Your objective>
Produce the listing below again, exactly as shown.

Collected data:

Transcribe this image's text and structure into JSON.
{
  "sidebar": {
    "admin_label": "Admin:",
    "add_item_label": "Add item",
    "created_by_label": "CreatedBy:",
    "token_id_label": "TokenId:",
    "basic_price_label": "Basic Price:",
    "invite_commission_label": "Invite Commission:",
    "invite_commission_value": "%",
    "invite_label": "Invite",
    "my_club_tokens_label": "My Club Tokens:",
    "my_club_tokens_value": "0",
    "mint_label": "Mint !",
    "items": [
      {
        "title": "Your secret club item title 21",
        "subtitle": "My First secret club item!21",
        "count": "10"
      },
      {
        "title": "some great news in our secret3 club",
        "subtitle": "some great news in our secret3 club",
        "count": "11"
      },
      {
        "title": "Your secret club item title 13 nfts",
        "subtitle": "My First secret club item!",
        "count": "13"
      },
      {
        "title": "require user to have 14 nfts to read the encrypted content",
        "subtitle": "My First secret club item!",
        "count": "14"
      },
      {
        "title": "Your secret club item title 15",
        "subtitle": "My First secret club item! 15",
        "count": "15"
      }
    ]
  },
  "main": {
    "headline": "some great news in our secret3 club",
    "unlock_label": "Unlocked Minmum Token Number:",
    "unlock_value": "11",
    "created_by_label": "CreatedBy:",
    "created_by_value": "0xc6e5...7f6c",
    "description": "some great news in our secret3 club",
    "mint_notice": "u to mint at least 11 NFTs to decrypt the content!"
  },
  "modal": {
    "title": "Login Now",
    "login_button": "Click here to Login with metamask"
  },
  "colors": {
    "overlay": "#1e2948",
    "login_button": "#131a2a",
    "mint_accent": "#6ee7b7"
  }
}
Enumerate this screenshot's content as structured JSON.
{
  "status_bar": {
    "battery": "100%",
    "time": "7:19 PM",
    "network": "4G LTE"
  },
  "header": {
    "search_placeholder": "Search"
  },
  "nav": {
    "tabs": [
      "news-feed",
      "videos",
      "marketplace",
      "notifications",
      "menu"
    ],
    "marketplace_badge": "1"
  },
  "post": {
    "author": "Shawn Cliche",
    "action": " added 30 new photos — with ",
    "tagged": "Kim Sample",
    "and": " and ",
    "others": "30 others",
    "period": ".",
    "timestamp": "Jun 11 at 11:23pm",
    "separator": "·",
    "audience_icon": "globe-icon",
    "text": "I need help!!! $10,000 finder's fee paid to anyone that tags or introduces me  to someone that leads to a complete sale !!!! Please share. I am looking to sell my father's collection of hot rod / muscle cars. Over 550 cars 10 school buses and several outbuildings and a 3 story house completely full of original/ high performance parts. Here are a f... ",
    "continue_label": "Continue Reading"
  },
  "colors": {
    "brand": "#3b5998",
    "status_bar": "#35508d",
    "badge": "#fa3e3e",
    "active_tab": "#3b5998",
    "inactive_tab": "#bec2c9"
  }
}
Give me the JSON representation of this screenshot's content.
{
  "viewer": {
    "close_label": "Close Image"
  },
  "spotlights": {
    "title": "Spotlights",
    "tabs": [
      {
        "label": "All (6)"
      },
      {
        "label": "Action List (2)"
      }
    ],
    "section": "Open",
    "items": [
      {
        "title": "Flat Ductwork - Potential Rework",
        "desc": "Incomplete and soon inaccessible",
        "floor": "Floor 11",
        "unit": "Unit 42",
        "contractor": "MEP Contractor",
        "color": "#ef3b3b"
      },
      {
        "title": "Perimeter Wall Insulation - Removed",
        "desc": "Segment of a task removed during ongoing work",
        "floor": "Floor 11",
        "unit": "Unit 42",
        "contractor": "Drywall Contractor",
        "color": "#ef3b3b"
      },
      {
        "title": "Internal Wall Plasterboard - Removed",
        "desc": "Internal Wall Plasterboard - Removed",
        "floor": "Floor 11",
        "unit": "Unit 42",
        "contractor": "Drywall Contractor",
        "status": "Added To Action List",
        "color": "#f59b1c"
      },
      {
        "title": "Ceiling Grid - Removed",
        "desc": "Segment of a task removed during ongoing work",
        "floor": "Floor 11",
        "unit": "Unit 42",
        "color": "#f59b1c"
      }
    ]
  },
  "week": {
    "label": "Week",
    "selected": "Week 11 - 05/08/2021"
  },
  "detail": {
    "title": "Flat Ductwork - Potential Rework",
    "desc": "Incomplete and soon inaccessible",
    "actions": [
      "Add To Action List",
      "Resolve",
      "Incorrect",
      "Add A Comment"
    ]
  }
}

Exercise answer>
Transcribe this image's text and structure into JSON.
{
  "sidebar": {
    "admin_label": "Admin:",
    "add_item_label": "Add item",
    "created_by_label": "CreatedBy:",
    "token_id_label": "TokenId:",
    "basic_price_label": "Basic Price:",
    "invite_commission_label": "Invite Commission:",
    "invite_commission_value": "%",
    "invite_label": "Invite",
    "my_club_tokens_label": "My Club Tokens:",
    "my_club_tokens_value": "0",
    "mint_label": "Mint !",
    "items": [
      {
        "title": "Your secret club item title 21",
        "subtitle": "My First secret club item!21",
        "count": "10"
      },
      {
        "title": "some great news in our secret3 club",
        "subtitle": "some great news in our secret3 club",
        "count": "11"
      },
      {
        "title": "Your secret club item title 13 nfts",
        "subtitle": "My First secret club item!",
        "count": "13"
      },
      {
        "title": "require user to have 14 nfts to read the encrypted content",
        "subtitle": "My First secret club item!",
        "count": "14"
      },
      {
        "title": "Your secret club item title 15",
        "subtitle": "My First secret club item! 15",
        "count": "15"
      }
    ]
  },
  "main": {
    "headline": "some great news in our secret3 club",
    "unlock_label": "Unlocked Minmum Token Number:",
    "unlock_value": "11",
    "created_by_label": "CreatedBy:",
    "created_by_value": "0xc6e5...7f6c",
    "description": "some great news in our secret3 club",
    "mint_notice": "u to mint at least 11 NFTs to decrypt the content!"
  },
  "modal": {
    "title": "Login Now",
    "login_button": "Click here to Login with metamask"
  },
  "colors": {
    "overlay": "#1e2948",
    "login_button": "#131a2a",
    "mint_accent": "#6ee7b7"
  }
}
Enumerate this screenshot's content as structured JSON.
{
  "status_bar": {
    "battery": "100%",
    "time": "7:19 PM",
    "network": "4G LTE"
  },
  "header": {
    "search_placeholder": "Search"
  },
  "nav": {
    "tabs": [
      "news-feed",
      "videos",
      "marketplace",
      "notifications",
      "menu"
    ],
    "marketplace_badge": "1"
  },
  "post": {
    "author": "Shawn Cliche",
    "action": " added 30 new photos — with ",
    "tagged": "Kim Sample",
    "and": " and ",
    "others": "30 others",
    "period": ".",
    "timestamp": "Jun 11 at 11:23pm",
    "separator": "·",
    "audience_icon": "globe-icon",
    "text": "I need help!!! $10,000 finder's fee paid to anyone that tags or introduces me  to someone that leads to a complete sale !!!! Please share. I am looking to sell my father's collection of hot rod / muscle cars. Over 550 cars 10 school buses and several outbuildings and a 3 story house completely full of original/ high performance parts. Here are a f... ",
    "continue_label": "Continue Reading"
  },
  "colors": {
    "brand": "#3b5998",
    "status_bar": "#35508d",
    "badge": "#fa3e3e",
    "active_tab": "#3b5998",
    "inactive_tab": "#bec2c9"
  }
}
Give me the JSON representation of this screenshot's content.
{
  "viewer": {
    "close_label": "Close Image"
  },
  "spotlights": {
    "title": "Spotlights",
    "tabs": [
      {
        "label": "All (6)"
      },
      {
        "label": "Action List (2)"
      }
    ],
    "section": "Open",
    "items": [
      {
        "title": "Flat Ductwork - Potential Rework",
        "desc": "Incomplete and soon inaccessible",
        "floor": "Floor 11",
        "unit": "Unit 42",
        "contractor": "MEP Contractor",
        "color": "#ef3b3b"
      },
      {
        "title": "Perimeter Wall Insulation - Removed",
        "desc": "Segment of a task removed during ongoing work",
        "floor": "Floor 11",
        "unit": "Unit 42",
        "contractor": "Drywall Contractor",
        "color": "#ef3b3b"
      },
      {
        "title": "Internal Wall Plasterboard - Removed",
        "desc": "Internal Wall Plasterboard - Removed",
        "floor": "Floor 11",
        "unit": "Unit 42",
        "contractor": "Drywall Contractor",
        "status": "Added To Action List",
        "color": "#f59b1c"
      },
      {
        "title": "Ceiling Grid - Removed",
        "desc": "Segment of a task removed during ongoing work",
        "floor": "Floor 11",
        "unit": "Unit 42",
        "color": "#f59b1c"
      }
    ]
  },
  "week": {
    "label": "Week",
    "selected": "Week 11 - 05/08/2021"
  },
  "detail": {
    "title": "Flat Ductwork - Potential Rework",
    "desc": "Incomplete and soon inaccessible",
    "actions": [
      "Add To Action List",
      "Resolve",
      "Incorrect",
      "Add A Comment"
    ]
  }
}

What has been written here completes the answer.